Assumption: if life doesn't go on forever, life is absurd. But why think that? If God created us only to live for 70 years and then extinguish, would our existence be absurd? No. So it doesn't follow that finite existence is, of itself, absurd.

Notice that Rauser offers no argument for his contention. Although I don't think immortality is a sufficient condition for human life to be meaningful (important, worthwhile), it is a necessary condition. Something I have argued for elsewhere. 

iii) But also notice, even by his own reckoning, how little his progressive theology contributes to what matters in life. According to him, God is unnecessary to ground moral realism. And immortality is unnecessary for life to be meaningful. So what does is progressive theology offer that atheism does not? On his view, there seems little to lose if God does not exist. Whether progressive theology is true or false makes little if any difference to what ultimately matters. 

It's no wonder that he's so sympathetic to atheism. From his perspective, there's so little at stake if God does or does not exist. It's no wonder that he constantly plays both sides of the fence.
#####
▶ _Tasks_:
#1 Update the passage on Rauser's progressive theology between "iii) But also" and "of the fence.", inclusive, putting "liberal theology" in place of "progressive theology".
#2 Copy out every sentence in the passage on Rauser's progressive theology that contains the word "God".
#3 Proceed with the passage on Rauser's progressive theology, picking up after its final sentence.
You don't need the data for any of this.
#####
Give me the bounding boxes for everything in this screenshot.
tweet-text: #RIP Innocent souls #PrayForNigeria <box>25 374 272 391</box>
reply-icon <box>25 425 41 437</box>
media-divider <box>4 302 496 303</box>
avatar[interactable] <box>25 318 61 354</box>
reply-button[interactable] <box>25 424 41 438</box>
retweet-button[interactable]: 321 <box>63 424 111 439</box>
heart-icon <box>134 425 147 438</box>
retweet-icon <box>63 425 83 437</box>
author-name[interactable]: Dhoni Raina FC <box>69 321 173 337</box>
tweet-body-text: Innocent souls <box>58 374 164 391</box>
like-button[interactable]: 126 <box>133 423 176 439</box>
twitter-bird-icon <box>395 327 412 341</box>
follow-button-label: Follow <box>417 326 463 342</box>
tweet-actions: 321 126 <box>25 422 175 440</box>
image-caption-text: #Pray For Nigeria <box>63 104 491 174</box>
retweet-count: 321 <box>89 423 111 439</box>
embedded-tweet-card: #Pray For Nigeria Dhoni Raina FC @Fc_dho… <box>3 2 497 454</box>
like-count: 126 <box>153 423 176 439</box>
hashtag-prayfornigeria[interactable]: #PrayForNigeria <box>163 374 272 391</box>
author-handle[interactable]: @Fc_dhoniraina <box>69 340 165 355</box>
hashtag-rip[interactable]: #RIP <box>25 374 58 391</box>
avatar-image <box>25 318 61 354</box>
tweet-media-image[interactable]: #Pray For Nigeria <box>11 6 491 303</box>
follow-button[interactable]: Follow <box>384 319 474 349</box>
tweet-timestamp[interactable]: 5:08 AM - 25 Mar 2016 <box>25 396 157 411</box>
#####
▶ _Answers provided_:
#1
iii) But also notice, even by his own reckoning, how little his liberal theology contributes to what matters in life. According to him, God is unnecessary to ground moral realism. And immortality is unnecessary for life to be meaningful. So what does is liberal theology offer that atheism does not? On his view, there seems little to lose if God does not exist. Whether liberal theology is true or false makes little if any difference to what ultimately matters. 

It's no wonder that he's so sympathetic to atheism. From his perspective, there's so little at stake if God does or does not exist. It's no wonder that he constantly plays both sides of the fence.

#2
If God created us only to live for 70 years and then extinguish, would our existence be absurd?
According to him, God is unnecessary to ground moral realism.
On his view, there seems little to lose if God does not exist.
From his perspective, there's so little at stake if God does or does not exist.

#3
Rauser spends most of his time attacking conservative theology and conservative ideology. Although he's fairly clear about what his own political beliefs are, he has very little to say about what progressive theology stands for. 

1 comment:

  1. Tom Holland had the right idea that modern Western ideas of 'goodness' and 'human values' (like Rauser's) are the reuslt of 2000 years of steeping in Christianity, but he failed to state during this 'discussion' that it doesn't matter whether some lone pagan or secularist here and there spouted some moralistic ideals that seem to match modern humanist values. https://www.youtube.com/watch?v=7eSyz3BaVK8

    The hard and inarguable fact is that no philosophy or movement succeeded in changing the West from a compassionless dog-eat-dog Darwinist hellscape - until Christianity took hold.